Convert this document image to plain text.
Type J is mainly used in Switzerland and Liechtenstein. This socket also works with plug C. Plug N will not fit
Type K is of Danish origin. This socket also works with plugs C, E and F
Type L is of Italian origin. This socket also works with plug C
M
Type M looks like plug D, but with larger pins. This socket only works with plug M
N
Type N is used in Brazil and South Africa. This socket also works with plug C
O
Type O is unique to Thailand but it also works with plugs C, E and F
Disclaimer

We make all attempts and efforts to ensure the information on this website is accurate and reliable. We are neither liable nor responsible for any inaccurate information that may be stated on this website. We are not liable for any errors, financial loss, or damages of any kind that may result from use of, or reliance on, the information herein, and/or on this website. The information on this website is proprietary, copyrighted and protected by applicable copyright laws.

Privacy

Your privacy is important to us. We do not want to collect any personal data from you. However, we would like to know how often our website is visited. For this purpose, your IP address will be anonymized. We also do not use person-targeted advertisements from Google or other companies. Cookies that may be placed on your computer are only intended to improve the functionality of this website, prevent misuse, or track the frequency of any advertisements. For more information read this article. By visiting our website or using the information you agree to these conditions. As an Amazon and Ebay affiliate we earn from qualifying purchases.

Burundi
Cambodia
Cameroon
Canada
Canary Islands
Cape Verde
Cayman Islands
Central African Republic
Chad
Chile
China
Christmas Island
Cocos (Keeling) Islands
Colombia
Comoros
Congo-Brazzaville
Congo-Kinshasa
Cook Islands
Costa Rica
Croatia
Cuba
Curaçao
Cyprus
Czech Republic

**********

Exercise goal: Repeat the material above in full, exactly as it stands.

Exercise result:
Convert this document image to plain text.
Type J is mainly used in Switzerland and Liechtenstein. This socket also works with plug C. Plug N will not fit
Type K is of Danish origin. This socket also works with plugs C, E and F
Type L is of Italian origin. This socket also works with plug C
M
Type M looks like plug D, but with larger pins. This socket only works with plug M
N
Type N is used in Brazil and South Africa. This socket also works with plug C
O
Type O is unique to Thailand but it also works with plugs C, E and F
Disclaimer

We make all attempts and efforts to ensure the information on this website is accurate and reliable. We are neither liable nor responsible for any inaccurate information that may be stated on this website. We are not liable for any errors, financial loss, or damages of any kind that may result from use of, or reliance on, the information herein, and/or on this website. The information on this website is proprietary, copyrighted and protected by applicable copyright laws.

Privacy

Your privacy is important to us. We do not want to collect any personal data from you. However, we would like to know how often our website is visited. For this purpose, your IP address will be anonymized. We also do not use person-targeted advertisements from Google or other companies. Cookies that may be placed on your computer are only intended to improve the functionality of this website, prevent misuse, or track the frequency of any advertisements. For more information read this article. By visiting our website or using the information you agree to these conditions. As an Amazon and Ebay affiliate we earn from qualifying purchases.

Burundi
Cambodia
Cameroon
Canada
Canary Islands
Cape Verde
Cayman Islands
Central African Republic
Chad
Chile
China
Christmas Island
Cocos (Keeling) Islands
Colombia
Comoros
Congo-Brazzaville
Congo-Kinshasa
Cook Islands
Costa Rica
Croatia
Cuba
Curaçao
Cyprus
Czech Republic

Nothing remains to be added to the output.